▶ _AIM OF THE TASK_: Please repeat the listing word for word, everything from its first line down to the line containing "item-3-line-2: 条款和条件所达成的协议。 英国法规定集体协议是不具法律约束力的，", with both of those lines included.

-- begin SOURCE RECORDS --

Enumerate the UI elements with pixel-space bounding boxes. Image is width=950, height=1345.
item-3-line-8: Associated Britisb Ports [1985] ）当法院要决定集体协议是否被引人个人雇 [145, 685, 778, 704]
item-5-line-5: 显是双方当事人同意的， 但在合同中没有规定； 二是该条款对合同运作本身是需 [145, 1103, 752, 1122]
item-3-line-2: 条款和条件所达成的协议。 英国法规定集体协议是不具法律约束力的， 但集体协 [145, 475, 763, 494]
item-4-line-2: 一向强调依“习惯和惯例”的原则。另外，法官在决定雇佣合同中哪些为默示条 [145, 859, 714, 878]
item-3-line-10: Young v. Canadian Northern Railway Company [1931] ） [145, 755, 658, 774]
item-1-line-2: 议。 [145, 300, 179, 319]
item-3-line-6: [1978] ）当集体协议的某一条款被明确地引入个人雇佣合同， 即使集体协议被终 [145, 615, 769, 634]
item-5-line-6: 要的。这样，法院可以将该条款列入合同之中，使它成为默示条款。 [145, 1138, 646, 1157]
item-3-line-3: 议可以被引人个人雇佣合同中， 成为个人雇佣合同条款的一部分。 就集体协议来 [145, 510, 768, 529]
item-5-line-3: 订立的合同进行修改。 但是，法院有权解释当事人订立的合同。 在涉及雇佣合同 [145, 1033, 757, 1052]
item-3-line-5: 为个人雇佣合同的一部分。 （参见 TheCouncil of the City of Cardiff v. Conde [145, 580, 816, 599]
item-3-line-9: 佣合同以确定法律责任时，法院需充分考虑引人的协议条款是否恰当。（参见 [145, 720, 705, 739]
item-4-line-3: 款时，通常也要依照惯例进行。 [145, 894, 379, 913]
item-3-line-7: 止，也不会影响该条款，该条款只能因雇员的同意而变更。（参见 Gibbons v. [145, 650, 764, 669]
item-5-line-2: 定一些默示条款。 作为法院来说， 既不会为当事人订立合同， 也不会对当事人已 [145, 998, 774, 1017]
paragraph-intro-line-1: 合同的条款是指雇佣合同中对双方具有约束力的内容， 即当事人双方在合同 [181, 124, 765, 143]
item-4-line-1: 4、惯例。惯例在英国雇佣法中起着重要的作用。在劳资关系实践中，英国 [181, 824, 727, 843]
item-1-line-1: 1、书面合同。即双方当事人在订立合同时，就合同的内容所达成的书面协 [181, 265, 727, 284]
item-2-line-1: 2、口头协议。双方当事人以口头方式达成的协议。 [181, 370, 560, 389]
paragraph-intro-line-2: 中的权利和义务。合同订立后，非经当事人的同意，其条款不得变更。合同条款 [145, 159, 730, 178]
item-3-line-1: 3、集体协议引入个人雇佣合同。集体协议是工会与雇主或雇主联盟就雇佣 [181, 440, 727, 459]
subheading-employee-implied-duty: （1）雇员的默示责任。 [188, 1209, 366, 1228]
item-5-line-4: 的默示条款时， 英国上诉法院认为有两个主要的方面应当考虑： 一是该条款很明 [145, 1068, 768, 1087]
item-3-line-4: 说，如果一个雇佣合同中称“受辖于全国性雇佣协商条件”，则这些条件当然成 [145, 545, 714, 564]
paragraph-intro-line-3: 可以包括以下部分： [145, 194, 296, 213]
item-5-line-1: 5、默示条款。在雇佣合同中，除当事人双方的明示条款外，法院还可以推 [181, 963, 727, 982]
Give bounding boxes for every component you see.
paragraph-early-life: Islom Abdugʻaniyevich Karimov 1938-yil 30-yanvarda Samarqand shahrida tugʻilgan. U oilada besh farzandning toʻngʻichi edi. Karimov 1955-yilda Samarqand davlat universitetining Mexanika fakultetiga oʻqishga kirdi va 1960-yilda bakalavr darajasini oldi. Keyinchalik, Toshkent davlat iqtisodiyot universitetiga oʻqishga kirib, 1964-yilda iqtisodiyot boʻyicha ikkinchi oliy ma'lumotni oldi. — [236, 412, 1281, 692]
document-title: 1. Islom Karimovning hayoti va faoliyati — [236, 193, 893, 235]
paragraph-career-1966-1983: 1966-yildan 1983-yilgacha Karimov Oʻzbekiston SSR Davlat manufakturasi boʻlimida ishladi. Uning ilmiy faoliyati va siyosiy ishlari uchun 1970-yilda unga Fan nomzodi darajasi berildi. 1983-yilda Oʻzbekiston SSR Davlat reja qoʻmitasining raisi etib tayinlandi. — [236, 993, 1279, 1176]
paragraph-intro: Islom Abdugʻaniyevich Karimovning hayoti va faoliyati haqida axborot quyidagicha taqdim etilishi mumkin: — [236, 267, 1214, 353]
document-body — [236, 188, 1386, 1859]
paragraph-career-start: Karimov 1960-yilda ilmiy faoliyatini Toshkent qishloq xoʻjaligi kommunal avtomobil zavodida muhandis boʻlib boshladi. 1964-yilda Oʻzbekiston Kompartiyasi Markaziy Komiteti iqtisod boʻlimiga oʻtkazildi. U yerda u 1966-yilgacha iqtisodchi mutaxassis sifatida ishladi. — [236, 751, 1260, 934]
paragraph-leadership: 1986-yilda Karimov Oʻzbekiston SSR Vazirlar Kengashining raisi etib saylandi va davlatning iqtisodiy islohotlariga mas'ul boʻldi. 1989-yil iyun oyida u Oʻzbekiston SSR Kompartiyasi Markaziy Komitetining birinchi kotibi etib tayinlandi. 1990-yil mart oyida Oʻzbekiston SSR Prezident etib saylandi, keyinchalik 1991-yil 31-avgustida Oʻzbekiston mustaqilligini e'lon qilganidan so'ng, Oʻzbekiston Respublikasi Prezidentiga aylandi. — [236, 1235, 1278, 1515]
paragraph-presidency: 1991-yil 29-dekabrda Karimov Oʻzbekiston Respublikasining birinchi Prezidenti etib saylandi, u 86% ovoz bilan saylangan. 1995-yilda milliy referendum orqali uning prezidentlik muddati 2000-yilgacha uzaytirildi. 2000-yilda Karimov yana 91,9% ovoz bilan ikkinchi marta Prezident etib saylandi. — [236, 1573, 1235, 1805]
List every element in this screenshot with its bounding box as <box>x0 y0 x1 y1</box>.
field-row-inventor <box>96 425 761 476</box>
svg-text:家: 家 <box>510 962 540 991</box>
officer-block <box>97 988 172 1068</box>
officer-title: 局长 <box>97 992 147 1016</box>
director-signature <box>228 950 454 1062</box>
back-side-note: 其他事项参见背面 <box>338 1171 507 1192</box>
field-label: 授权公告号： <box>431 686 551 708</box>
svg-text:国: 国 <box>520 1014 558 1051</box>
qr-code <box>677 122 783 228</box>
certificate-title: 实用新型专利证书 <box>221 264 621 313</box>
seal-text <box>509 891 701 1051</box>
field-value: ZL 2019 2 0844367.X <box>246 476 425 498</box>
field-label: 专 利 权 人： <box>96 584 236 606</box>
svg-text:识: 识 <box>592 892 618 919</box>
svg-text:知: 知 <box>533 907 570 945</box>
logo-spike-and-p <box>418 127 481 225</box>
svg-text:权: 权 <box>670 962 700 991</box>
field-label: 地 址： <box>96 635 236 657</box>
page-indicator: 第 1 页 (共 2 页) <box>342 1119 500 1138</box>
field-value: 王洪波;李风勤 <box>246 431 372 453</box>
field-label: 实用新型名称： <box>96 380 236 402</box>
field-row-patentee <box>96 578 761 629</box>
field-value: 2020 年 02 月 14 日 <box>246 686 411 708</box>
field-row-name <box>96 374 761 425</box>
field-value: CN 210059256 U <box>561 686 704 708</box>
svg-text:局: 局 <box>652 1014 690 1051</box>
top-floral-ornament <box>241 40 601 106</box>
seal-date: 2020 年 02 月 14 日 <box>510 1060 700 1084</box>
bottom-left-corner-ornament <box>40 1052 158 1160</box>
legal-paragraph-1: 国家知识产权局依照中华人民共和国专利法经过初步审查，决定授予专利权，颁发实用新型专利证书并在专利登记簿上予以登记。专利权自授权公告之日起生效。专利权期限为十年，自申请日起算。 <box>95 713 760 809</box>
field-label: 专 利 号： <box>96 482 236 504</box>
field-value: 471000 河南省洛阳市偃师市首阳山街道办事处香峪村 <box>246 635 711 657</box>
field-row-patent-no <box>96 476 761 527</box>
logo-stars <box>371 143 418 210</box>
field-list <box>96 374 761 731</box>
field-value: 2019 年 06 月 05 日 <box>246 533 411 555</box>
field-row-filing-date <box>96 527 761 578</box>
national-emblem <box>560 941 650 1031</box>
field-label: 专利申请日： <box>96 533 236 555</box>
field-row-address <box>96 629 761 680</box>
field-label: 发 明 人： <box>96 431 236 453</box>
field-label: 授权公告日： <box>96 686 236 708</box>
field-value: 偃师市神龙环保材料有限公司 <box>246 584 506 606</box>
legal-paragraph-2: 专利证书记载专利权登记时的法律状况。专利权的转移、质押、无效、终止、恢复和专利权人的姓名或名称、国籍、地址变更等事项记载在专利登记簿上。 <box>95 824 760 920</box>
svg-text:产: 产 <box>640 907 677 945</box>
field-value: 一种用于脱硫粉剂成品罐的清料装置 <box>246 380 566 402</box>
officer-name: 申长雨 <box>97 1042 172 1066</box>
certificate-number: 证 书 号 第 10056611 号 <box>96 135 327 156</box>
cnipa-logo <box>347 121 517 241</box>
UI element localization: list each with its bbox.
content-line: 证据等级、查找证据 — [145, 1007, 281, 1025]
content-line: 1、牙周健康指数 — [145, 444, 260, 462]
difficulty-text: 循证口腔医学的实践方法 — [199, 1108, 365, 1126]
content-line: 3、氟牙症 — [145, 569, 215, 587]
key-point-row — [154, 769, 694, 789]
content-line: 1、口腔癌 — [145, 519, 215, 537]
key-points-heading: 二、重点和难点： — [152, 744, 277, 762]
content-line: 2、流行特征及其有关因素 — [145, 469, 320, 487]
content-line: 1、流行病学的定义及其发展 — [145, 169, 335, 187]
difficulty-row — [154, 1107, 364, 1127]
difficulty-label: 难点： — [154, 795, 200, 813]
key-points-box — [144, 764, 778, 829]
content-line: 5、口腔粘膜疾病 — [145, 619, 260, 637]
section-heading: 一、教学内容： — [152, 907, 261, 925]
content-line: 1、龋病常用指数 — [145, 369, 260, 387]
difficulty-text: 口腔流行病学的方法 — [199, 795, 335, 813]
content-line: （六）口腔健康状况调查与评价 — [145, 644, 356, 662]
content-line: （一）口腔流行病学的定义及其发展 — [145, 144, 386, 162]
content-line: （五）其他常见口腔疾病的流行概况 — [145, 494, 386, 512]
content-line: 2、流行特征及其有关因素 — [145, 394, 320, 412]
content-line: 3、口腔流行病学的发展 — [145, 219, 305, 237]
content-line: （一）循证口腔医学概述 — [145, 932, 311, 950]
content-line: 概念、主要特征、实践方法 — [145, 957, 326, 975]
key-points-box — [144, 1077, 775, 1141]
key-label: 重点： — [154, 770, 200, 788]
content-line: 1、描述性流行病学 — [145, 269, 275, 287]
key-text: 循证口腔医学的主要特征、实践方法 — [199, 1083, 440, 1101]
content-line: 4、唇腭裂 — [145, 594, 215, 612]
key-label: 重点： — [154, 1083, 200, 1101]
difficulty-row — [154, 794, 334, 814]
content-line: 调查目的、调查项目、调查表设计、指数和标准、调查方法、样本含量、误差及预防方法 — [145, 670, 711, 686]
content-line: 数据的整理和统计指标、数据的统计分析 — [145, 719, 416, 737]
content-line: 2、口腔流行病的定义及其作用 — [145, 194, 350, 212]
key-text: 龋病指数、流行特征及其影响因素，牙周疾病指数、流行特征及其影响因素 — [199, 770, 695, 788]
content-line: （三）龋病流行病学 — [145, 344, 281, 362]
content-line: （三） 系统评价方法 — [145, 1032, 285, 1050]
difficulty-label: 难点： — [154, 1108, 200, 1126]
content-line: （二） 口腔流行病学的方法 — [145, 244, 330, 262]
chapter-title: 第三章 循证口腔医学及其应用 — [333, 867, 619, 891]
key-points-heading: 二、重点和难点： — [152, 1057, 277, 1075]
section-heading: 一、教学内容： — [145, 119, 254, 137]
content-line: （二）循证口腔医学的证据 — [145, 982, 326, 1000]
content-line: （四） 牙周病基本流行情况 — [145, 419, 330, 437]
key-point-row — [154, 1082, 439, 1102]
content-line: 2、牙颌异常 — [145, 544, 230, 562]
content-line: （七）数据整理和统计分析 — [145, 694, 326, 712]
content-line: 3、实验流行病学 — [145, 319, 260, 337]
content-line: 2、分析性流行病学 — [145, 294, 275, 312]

-- end SOURCE RECORDS --

▶ _SOLVED PROBLEM_:
Enumerate the UI elements with pixel-space bounding boxes. Image is width=950, height=1345.
item-3-line-8: Associated Britisb Ports [1985] ）当法院要决定集体协议是否被引人个人雇 [145, 685, 778, 704]
item-5-line-5: 显是双方当事人同意的， 但在合同中没有规定； 二是该条款对合同运作本身是需 [145, 1103, 752, 1122]
item-3-line-2: 条款和条件所达成的协议。 英国法规定集体协议是不具法律约束力的， 但集体协 [145, 475, 763, 494]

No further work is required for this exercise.